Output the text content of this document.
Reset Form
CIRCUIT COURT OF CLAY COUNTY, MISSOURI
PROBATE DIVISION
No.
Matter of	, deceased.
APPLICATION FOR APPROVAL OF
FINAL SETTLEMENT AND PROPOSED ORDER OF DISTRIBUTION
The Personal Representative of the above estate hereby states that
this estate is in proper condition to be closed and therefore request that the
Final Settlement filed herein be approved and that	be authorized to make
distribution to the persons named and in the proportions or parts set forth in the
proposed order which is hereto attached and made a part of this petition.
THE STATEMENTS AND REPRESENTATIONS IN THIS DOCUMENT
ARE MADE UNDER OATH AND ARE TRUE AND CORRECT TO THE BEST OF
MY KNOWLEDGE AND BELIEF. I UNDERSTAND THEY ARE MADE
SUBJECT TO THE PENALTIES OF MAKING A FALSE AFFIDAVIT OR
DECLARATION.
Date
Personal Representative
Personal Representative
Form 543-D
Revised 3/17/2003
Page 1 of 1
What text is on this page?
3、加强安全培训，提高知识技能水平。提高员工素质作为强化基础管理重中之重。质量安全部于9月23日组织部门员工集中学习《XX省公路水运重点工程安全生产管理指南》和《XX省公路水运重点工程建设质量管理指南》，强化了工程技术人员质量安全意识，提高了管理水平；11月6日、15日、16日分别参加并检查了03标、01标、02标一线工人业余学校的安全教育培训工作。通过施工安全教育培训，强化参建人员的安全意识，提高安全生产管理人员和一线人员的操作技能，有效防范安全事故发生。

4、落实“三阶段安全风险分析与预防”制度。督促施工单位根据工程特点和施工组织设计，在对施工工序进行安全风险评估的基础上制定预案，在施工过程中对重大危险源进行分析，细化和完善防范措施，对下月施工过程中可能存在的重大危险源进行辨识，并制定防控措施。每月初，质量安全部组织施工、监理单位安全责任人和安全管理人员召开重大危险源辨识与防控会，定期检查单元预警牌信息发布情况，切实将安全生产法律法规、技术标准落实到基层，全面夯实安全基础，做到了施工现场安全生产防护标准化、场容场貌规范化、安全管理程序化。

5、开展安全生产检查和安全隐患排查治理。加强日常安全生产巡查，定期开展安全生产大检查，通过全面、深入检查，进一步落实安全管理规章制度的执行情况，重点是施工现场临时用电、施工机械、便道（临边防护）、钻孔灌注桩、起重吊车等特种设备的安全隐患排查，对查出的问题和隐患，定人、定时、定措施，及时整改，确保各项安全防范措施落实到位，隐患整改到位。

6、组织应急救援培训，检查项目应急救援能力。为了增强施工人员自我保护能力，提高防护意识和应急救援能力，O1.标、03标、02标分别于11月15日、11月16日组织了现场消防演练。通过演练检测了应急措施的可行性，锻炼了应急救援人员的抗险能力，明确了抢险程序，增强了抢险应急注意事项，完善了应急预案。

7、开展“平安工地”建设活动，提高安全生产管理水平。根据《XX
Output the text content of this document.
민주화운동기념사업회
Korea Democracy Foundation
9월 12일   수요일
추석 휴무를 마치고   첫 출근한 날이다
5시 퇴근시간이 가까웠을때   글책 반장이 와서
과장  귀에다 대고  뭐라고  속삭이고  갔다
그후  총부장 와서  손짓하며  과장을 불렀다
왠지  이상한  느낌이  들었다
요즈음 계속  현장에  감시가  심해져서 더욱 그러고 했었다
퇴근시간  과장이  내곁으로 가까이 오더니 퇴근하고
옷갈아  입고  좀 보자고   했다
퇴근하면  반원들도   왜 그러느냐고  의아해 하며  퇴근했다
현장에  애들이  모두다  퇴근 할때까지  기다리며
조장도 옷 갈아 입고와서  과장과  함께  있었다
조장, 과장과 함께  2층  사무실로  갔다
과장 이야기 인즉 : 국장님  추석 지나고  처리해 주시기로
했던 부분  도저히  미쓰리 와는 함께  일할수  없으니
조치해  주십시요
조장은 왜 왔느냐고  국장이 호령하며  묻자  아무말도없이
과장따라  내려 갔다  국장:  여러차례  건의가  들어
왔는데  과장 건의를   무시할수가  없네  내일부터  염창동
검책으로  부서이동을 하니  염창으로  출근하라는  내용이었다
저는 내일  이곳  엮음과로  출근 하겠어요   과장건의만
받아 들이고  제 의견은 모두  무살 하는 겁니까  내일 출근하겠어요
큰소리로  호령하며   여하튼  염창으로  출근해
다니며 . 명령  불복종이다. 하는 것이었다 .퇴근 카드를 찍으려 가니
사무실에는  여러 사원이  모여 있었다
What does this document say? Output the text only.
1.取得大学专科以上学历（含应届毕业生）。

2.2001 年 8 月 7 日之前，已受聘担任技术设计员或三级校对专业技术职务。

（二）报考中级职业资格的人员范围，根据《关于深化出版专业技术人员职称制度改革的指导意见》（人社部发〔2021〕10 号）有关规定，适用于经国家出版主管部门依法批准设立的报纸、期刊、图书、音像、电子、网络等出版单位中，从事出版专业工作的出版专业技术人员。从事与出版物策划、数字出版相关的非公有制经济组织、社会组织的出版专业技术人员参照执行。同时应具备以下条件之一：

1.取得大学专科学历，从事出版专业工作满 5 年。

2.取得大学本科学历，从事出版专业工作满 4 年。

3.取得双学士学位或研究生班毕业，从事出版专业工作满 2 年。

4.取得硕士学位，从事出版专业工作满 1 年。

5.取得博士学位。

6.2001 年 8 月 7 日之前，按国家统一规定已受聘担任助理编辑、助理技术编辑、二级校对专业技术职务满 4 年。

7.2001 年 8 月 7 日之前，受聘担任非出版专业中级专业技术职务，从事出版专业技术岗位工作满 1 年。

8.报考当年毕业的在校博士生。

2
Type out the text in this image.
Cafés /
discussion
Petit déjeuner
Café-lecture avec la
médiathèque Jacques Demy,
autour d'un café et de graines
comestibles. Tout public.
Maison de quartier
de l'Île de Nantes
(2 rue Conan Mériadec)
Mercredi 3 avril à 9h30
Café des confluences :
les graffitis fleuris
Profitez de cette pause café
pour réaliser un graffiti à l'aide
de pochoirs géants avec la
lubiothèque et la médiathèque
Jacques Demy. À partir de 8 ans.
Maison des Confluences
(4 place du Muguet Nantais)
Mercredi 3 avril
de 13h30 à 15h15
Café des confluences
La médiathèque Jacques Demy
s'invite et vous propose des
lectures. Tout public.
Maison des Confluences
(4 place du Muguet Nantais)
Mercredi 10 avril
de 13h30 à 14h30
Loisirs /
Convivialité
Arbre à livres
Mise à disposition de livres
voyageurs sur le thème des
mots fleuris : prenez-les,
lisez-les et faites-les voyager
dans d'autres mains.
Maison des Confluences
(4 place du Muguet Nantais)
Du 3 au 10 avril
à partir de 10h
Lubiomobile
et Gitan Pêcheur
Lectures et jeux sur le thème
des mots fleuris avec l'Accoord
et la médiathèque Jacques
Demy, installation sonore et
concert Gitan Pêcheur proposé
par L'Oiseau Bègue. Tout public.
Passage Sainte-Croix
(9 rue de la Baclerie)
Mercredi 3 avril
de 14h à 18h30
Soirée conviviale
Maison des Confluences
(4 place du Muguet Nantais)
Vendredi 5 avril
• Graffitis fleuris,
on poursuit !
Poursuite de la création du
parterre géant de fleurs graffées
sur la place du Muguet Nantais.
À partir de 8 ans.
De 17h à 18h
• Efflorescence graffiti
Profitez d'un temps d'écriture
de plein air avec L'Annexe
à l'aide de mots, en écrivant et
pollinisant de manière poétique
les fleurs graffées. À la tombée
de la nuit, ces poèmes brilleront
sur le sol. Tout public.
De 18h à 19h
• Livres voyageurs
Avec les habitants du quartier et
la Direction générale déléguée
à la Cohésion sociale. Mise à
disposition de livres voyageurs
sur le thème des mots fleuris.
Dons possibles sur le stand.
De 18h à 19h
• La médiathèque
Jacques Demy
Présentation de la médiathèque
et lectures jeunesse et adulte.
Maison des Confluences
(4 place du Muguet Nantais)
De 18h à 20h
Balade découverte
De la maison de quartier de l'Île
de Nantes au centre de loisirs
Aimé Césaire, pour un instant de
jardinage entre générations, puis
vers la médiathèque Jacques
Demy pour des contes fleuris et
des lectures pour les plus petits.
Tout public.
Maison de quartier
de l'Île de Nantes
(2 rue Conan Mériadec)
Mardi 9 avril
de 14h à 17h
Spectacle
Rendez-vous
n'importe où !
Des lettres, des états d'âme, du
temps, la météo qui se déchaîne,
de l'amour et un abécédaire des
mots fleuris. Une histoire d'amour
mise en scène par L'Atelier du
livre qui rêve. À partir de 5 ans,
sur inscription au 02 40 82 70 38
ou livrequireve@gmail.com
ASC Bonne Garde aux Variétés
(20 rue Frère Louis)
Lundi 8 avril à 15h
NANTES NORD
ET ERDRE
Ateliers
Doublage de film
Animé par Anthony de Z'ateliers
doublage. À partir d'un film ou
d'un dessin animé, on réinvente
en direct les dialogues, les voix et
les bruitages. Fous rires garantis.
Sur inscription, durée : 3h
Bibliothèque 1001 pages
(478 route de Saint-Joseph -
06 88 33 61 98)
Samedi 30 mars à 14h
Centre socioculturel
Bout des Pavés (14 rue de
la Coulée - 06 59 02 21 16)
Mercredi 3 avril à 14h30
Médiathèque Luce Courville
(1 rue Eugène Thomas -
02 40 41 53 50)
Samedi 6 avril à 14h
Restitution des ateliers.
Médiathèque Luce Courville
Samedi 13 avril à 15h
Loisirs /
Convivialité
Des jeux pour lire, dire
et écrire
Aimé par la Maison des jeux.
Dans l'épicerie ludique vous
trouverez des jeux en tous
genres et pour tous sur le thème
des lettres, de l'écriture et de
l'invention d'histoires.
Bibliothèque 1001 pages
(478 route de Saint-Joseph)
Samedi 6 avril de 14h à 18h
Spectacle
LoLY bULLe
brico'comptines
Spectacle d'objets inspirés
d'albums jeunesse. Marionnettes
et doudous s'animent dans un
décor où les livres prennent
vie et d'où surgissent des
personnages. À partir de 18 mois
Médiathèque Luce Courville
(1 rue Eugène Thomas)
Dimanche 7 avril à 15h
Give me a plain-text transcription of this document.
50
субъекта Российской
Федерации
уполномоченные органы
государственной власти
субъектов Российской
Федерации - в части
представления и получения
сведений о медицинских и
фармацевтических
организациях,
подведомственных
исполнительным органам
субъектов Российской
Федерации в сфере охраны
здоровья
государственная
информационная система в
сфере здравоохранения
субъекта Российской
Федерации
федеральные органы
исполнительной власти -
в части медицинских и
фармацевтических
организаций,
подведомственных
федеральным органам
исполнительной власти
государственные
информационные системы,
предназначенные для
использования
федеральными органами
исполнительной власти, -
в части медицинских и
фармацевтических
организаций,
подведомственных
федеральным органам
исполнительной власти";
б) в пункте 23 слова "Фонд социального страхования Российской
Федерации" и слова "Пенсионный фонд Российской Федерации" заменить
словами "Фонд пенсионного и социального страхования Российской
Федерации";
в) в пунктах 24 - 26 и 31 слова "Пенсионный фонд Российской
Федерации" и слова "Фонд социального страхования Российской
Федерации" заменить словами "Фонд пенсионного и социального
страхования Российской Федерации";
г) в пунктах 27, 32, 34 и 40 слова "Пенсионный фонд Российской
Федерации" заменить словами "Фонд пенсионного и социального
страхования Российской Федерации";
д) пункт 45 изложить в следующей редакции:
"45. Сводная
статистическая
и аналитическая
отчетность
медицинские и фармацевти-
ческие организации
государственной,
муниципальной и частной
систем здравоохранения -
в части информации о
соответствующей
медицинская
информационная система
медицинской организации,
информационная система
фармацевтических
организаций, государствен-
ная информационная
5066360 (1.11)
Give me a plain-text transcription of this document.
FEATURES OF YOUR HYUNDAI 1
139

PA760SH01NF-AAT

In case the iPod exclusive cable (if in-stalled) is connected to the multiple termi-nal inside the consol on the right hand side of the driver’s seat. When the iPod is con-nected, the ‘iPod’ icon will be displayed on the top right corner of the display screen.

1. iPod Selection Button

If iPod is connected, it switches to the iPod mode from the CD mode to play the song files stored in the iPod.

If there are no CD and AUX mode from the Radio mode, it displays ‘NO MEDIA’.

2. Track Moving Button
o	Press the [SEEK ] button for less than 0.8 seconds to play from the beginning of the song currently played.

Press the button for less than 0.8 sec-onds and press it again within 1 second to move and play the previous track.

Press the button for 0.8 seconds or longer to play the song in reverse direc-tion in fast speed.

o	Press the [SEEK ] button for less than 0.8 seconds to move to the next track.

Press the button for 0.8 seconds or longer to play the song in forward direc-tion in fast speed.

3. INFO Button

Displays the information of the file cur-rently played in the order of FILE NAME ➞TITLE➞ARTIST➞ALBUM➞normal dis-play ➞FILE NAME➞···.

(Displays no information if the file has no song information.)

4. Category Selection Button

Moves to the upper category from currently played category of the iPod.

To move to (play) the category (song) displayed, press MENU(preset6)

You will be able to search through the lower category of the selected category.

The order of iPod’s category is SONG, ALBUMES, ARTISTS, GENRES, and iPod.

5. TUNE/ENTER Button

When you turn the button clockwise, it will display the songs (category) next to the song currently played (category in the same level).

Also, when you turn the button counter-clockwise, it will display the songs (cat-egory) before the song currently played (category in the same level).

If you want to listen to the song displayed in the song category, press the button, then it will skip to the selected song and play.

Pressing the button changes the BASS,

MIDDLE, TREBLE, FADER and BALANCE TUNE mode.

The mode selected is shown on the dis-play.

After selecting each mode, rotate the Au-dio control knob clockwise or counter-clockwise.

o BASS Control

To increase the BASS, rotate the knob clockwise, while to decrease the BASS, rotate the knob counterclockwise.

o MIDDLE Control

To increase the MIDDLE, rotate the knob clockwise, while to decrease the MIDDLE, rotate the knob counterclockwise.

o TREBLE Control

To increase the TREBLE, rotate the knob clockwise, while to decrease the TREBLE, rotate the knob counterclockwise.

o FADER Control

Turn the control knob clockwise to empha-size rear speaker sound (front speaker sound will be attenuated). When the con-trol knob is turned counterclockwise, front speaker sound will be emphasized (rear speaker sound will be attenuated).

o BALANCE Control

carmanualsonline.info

━━━━━━━━━━

Report all lines of the data that include the word "Российской".

субъекта Российской
субъектов Российской
субъектов Российской
субъекта Российской
б) в пункте 23 слова "Фонд социального страхования Российской
Федерации" и слова "Пенсионный фонд Российской Федерации" заменить
словами "Фонд пенсионного и социального страхования Российской
в) в пунктах 24 - 26 и 31 слова "Пенсионный фонд Российской
Федерации" и слова "Фонд социального страхования Российской
страхования Российской Федерации";
г) в пунктах 27, 32, 34 и 40 слова "Пенсионный фонд Российской
страхования Российской Федерации";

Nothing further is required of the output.